*** Stored data Section Begins ***

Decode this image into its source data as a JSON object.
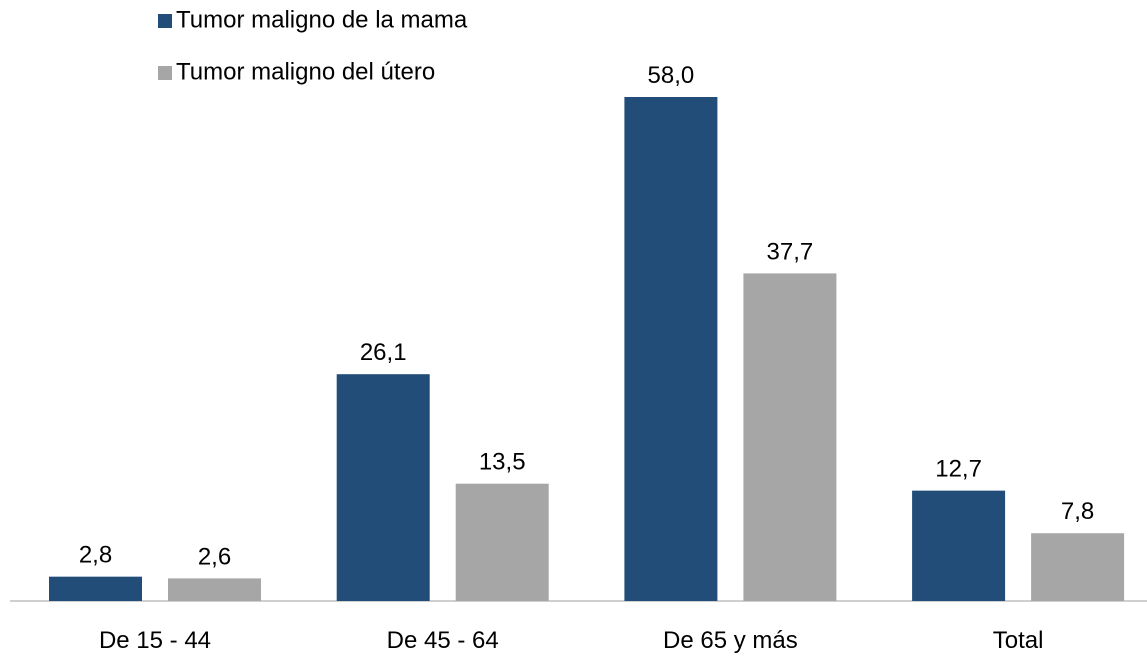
{
  "chart_data": {
    "type": "bar",
    "categories": [
      "De 15 - 44",
      "De 45 - 64",
      "De 65 y más",
      "Total"
    ],
    "series": [
      {
        "name": "Tumor maligno de la mama",
        "color": "#214d78",
        "values": [
          2.8,
          26.1,
          58.0,
          12.7
        ],
        "value_labels": [
          "2,8",
          "26,1",
          "58,0",
          "12,7"
        ]
      },
      {
        "name": "Tumor maligno del útero",
        "color": "#a6a6a6",
        "values": [
          2.6,
          13.5,
          37.7,
          7.8
        ],
        "value_labels": [
          "2,6",
          "13,5",
          "37,7",
          "7,8"
        ]
      }
    ],
    "legend": "top-left"
  }
}
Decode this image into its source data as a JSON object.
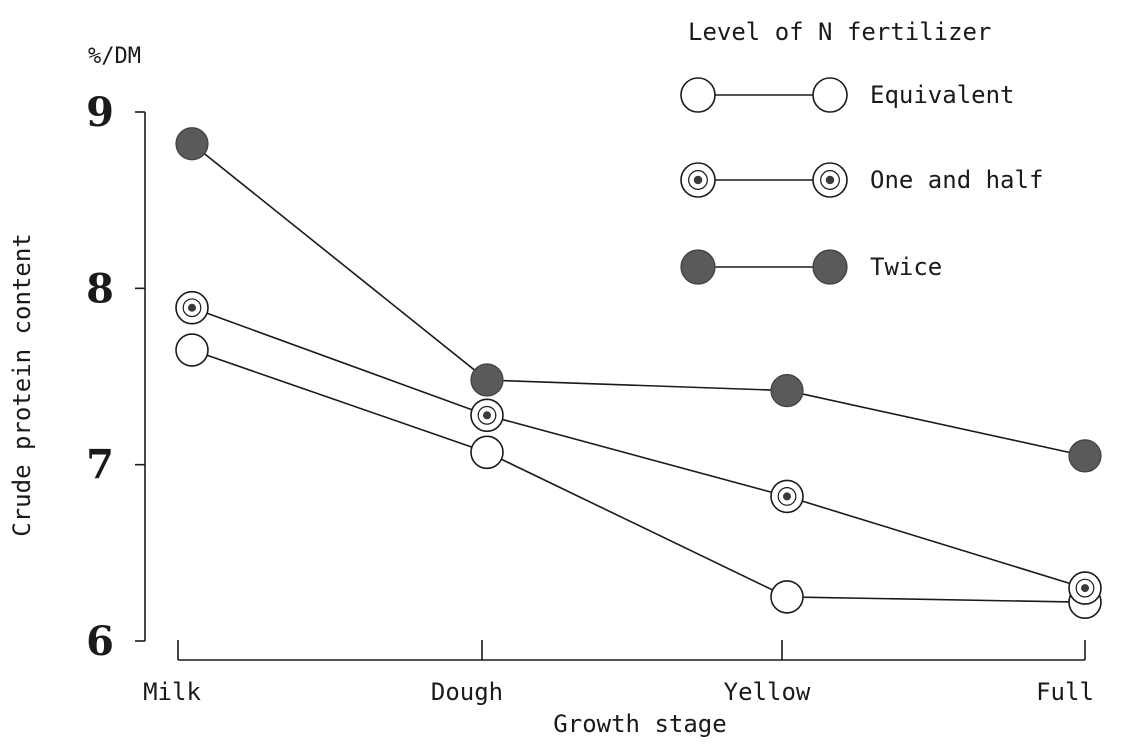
{
  "chart_data": {
    "type": "line",
    "title": "",
    "unit_label": "%/DM",
    "xlabel": "Growth stage",
    "ylabel": "Crude protein content",
    "categories": [
      "Milk",
      "Dough",
      "Yellow",
      "Full"
    ],
    "yticks": [
      "6",
      "7",
      "8",
      "9"
    ],
    "ylim": [
      6,
      9
    ],
    "grid": false,
    "legend_title": "Level of N fertilizer",
    "legend_position": "top-right",
    "series": [
      {
        "name": "Equivalent",
        "marker": "open-circle",
        "values": [
          7.65,
          7.07,
          6.25,
          6.22
        ]
      },
      {
        "name": "One and half",
        "marker": "dotted-circle",
        "values": [
          7.89,
          7.28,
          6.82,
          6.3
        ]
      },
      {
        "name": "Twice",
        "marker": "filled-circle",
        "values": [
          8.82,
          7.48,
          7.42,
          7.05
        ]
      }
    ],
    "colors": {
      "line": "#1a1a1a",
      "filled": "#5a5a5a",
      "dot": "#3a3a3a"
    }
  }
}
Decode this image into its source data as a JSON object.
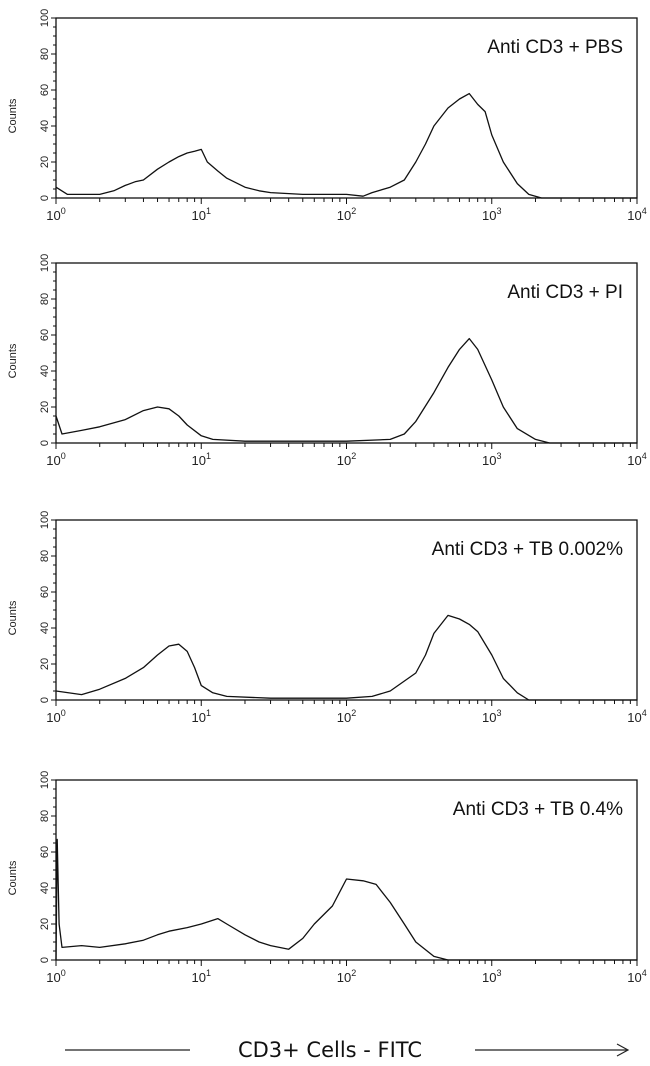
{
  "chart_data": [
    {
      "type": "line",
      "title": "Anti CD3 + PBS",
      "ylabel": "Counts",
      "xscale": "log",
      "xlim": [
        1,
        10000
      ],
      "ylim": [
        0,
        100
      ],
      "xticks": [
        "10^0",
        "10^1",
        "10^2",
        "10^3",
        "10^4"
      ],
      "yticks": [
        0,
        20,
        40,
        60,
        80,
        100
      ],
      "grid": false,
      "x": [
        1,
        1.2,
        1.5,
        2,
        2.5,
        3,
        3.5,
        4,
        5,
        6,
        7,
        8,
        9,
        10,
        11,
        13,
        15,
        20,
        25,
        30,
        50,
        80,
        100,
        130,
        150,
        200,
        250,
        300,
        350,
        400,
        500,
        600,
        700,
        800,
        900,
        1000,
        1200,
        1500,
        1800,
        2200,
        10000
      ],
      "y": [
        6,
        2,
        2,
        2,
        4,
        7,
        9,
        10,
        16,
        20,
        23,
        25,
        26,
        27,
        20,
        15,
        11,
        6,
        4,
        3,
        2,
        2,
        2,
        1,
        3,
        6,
        10,
        20,
        30,
        40,
        50,
        55,
        58,
        52,
        48,
        35,
        20,
        8,
        2,
        0,
        0
      ]
    },
    {
      "type": "line",
      "title": "Anti CD3 + PI",
      "ylabel": "Counts",
      "xscale": "log",
      "xlim": [
        1,
        10000
      ],
      "ylim": [
        0,
        100
      ],
      "xticks": [
        "10^0",
        "10^1",
        "10^2",
        "10^3",
        "10^4"
      ],
      "yticks": [
        0,
        20,
        40,
        60,
        80,
        100
      ],
      "grid": false,
      "x": [
        1,
        1.1,
        1.5,
        2,
        3,
        4,
        5,
        6,
        7,
        8,
        10,
        12,
        20,
        50,
        100,
        200,
        250,
        300,
        400,
        500,
        600,
        700,
        800,
        1000,
        1200,
        1500,
        2000,
        2500,
        10000
      ],
      "y": [
        15,
        5,
        7,
        9,
        13,
        18,
        20,
        19,
        15,
        10,
        4,
        2,
        1,
        1,
        1,
        2,
        5,
        12,
        28,
        42,
        52,
        58,
        52,
        35,
        20,
        8,
        2,
        0,
        0
      ]
    },
    {
      "type": "line",
      "title": "Anti CD3 + TB 0.002%",
      "ylabel": "Counts",
      "xscale": "log",
      "xlim": [
        1,
        10000
      ],
      "ylim": [
        0,
        100
      ],
      "xticks": [
        "10^0",
        "10^1",
        "10^2",
        "10^3",
        "10^4"
      ],
      "yticks": [
        0,
        20,
        40,
        60,
        80,
        100
      ],
      "grid": false,
      "x": [
        1,
        1.5,
        2,
        3,
        4,
        5,
        6,
        7,
        8,
        9,
        10,
        12,
        15,
        30,
        100,
        150,
        200,
        300,
        350,
        400,
        500,
        600,
        700,
        800,
        1000,
        1200,
        1500,
        1800,
        10000
      ],
      "y": [
        5,
        3,
        6,
        12,
        18,
        25,
        30,
        31,
        27,
        18,
        8,
        4,
        2,
        1,
        1,
        2,
        5,
        15,
        25,
        37,
        47,
        45,
        42,
        38,
        25,
        12,
        4,
        0,
        0
      ]
    },
    {
      "type": "line",
      "title": "Anti CD3 + TB 0.4%",
      "ylabel": "Counts",
      "xscale": "log",
      "xlim": [
        1,
        10000
      ],
      "ylim": [
        0,
        100
      ],
      "xticks": [
        "10^0",
        "10^1",
        "10^2",
        "10^3",
        "10^4"
      ],
      "yticks": [
        0,
        20,
        40,
        60,
        80,
        100
      ],
      "grid": false,
      "x": [
        1,
        1.02,
        1.05,
        1.1,
        1.5,
        2,
        3,
        4,
        5,
        6,
        8,
        10,
        13,
        15,
        20,
        25,
        30,
        40,
        50,
        60,
        80,
        100,
        130,
        160,
        200,
        250,
        300,
        400,
        500,
        10000
      ],
      "y": [
        0,
        67,
        20,
        7,
        8,
        7,
        9,
        11,
        14,
        16,
        18,
        20,
        23,
        20,
        14,
        10,
        8,
        6,
        12,
        20,
        30,
        45,
        44,
        42,
        32,
        20,
        10,
        2,
        0,
        0
      ]
    }
  ],
  "xaxis_title": "CD3+ Cells - FITC",
  "colors": {
    "line": "#111111",
    "background": "#ffffff"
  }
}
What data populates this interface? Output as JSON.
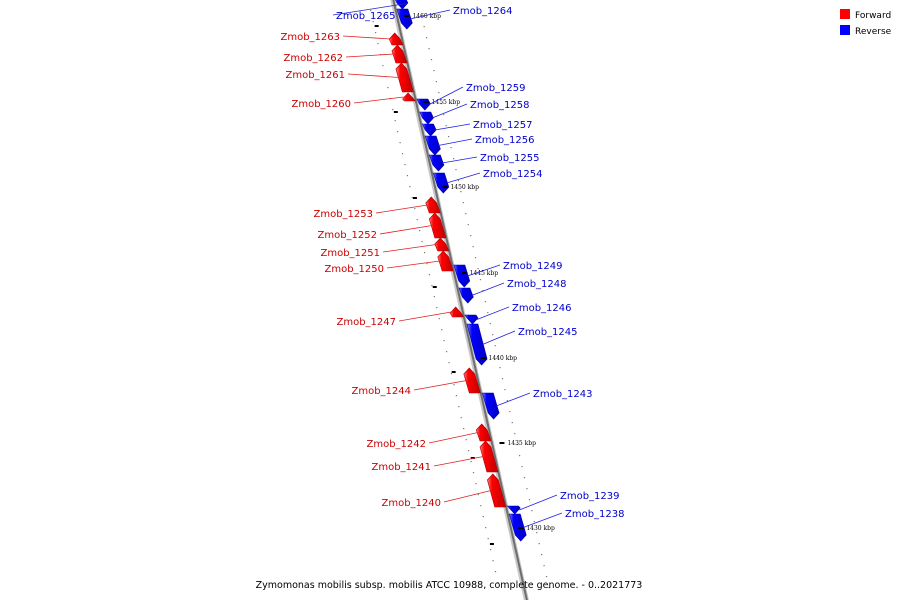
{
  "caption": "Zymomonas mobilis subsp. mobilis ATCC 10988, complete genome. - 0..2021773",
  "legend": [
    {
      "label": "Forward",
      "color": "#ff0000"
    },
    {
      "label": "Reverse",
      "color": "#0000ff"
    }
  ],
  "colors": {
    "forward": "#ff0000",
    "reverse": "#0000ff",
    "forward_label": "#cc0000",
    "reverse_label": "#0000cc"
  },
  "ticks": [
    {
      "kbp": 1460,
      "label": "1460 kbp"
    },
    {
      "kbp": 1455,
      "label": "1455 kbp"
    },
    {
      "kbp": 1450,
      "label": "1450 kbp"
    },
    {
      "kbp": 1445,
      "label": "1445 kbp"
    },
    {
      "kbp": 1440,
      "label": "1440 kbp"
    },
    {
      "kbp": 1435,
      "label": "1435 kbp"
    },
    {
      "kbp": 1430,
      "label": "1430 kbp"
    }
  ],
  "genes": [
    {
      "name": "Zmob_1265",
      "strand": "reverse"
    },
    {
      "name": "Zmob_1264",
      "strand": "reverse"
    },
    {
      "name": "Zmob_1263",
      "strand": "forward"
    },
    {
      "name": "Zmob_1262",
      "strand": "forward"
    },
    {
      "name": "Zmob_1261",
      "strand": "forward"
    },
    {
      "name": "Zmob_1260",
      "strand": "forward"
    },
    {
      "name": "Zmob_1259",
      "strand": "reverse"
    },
    {
      "name": "Zmob_1258",
      "strand": "reverse"
    },
    {
      "name": "Zmob_1257",
      "strand": "reverse"
    },
    {
      "name": "Zmob_1256",
      "strand": "reverse"
    },
    {
      "name": "Zmob_1255",
      "strand": "reverse"
    },
    {
      "name": "Zmob_1254",
      "strand": "reverse"
    },
    {
      "name": "Zmob_1253",
      "strand": "forward"
    },
    {
      "name": "Zmob_1252",
      "strand": "forward"
    },
    {
      "name": "Zmob_1251",
      "strand": "forward"
    },
    {
      "name": "Zmob_1250",
      "strand": "forward"
    },
    {
      "name": "Zmob_1249",
      "strand": "reverse"
    },
    {
      "name": "Zmob_1248",
      "strand": "reverse"
    },
    {
      "name": "Zmob_1247",
      "strand": "forward"
    },
    {
      "name": "Zmob_1246",
      "strand": "reverse"
    },
    {
      "name": "Zmob_1245",
      "strand": "reverse"
    },
    {
      "name": "Zmob_1244",
      "strand": "forward"
    },
    {
      "name": "Zmob_1243",
      "strand": "reverse"
    },
    {
      "name": "Zmob_1242",
      "strand": "forward"
    },
    {
      "name": "Zmob_1241",
      "strand": "forward"
    },
    {
      "name": "Zmob_1240",
      "strand": "forward"
    },
    {
      "name": "Zmob_1239",
      "strand": "reverse"
    },
    {
      "name": "Zmob_1238",
      "strand": "reverse"
    }
  ]
}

*** Stored data Section Ends ***

* **Problem**
Please say how many lines of the records contain the word "filled", giving the number by itself.

* **Response**
2